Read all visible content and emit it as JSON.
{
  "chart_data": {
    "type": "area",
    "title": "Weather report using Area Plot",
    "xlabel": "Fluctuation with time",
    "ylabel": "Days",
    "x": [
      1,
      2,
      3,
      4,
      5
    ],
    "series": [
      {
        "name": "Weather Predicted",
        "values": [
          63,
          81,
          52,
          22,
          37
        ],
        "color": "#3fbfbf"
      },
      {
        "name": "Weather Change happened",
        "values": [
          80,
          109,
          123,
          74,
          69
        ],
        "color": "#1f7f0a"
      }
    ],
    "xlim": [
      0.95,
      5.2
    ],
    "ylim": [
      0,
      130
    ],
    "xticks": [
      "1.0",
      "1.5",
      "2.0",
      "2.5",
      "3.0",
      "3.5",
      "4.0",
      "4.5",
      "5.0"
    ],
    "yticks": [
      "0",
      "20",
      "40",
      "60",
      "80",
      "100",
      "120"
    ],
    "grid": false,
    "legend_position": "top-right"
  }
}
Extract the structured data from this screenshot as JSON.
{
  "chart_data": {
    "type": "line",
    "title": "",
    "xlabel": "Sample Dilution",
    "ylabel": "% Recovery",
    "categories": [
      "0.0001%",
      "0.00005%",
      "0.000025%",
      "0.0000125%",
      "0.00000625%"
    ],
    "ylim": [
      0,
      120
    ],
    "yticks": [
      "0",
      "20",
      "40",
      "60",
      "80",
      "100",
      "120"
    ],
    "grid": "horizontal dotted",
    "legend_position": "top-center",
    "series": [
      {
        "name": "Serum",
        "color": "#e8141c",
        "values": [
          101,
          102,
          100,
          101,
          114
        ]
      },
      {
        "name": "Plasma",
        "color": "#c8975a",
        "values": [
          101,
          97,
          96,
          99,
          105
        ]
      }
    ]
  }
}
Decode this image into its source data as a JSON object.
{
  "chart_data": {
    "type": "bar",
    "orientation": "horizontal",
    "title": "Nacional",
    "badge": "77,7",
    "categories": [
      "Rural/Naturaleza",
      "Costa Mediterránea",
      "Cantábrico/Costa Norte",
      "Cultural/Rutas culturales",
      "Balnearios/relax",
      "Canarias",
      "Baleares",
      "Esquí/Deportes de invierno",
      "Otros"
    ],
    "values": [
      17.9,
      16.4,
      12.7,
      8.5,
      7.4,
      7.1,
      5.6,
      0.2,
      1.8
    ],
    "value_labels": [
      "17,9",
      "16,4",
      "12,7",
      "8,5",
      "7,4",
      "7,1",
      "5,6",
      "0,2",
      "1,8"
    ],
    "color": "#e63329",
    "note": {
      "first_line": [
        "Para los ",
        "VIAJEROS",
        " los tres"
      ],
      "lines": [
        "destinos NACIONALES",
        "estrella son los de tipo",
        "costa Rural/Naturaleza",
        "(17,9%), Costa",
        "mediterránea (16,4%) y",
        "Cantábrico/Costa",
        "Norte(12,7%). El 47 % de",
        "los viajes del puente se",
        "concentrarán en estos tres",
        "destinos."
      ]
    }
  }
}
...
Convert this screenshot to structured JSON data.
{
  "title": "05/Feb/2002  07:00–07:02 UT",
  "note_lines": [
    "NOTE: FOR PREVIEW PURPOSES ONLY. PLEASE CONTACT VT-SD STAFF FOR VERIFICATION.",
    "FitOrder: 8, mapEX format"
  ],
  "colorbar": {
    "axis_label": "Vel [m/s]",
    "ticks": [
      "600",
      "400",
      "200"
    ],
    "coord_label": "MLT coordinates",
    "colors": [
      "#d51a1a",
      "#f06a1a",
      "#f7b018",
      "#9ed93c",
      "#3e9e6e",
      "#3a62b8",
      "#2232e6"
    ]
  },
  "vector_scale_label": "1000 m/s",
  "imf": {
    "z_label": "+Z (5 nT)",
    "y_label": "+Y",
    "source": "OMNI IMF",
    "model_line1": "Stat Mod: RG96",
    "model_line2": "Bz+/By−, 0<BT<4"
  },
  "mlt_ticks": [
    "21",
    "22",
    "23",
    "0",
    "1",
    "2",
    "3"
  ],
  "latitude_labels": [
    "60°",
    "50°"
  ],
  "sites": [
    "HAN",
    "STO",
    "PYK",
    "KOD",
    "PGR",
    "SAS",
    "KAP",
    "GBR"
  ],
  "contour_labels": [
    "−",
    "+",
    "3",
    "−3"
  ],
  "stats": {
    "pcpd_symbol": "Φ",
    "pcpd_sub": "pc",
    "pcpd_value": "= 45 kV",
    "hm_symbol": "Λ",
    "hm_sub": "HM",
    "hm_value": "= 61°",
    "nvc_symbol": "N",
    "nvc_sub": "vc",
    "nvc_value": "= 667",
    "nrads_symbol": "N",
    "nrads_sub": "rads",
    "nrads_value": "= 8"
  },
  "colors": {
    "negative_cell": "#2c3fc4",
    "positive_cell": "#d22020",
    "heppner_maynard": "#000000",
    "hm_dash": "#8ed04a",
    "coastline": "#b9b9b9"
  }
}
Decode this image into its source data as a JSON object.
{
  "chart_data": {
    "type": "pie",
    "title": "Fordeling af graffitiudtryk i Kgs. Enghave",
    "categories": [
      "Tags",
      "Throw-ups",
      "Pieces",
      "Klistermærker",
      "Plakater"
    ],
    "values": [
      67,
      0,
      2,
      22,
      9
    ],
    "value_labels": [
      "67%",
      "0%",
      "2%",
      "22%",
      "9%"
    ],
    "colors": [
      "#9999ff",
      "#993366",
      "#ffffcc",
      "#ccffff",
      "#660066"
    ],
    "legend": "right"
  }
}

:: Task directions ::
Gather each line of the records holding the string "Cantábrico".

:: Reply ::
      "Cantábrico/Costa Norte",
        "Cantábrico/Costa",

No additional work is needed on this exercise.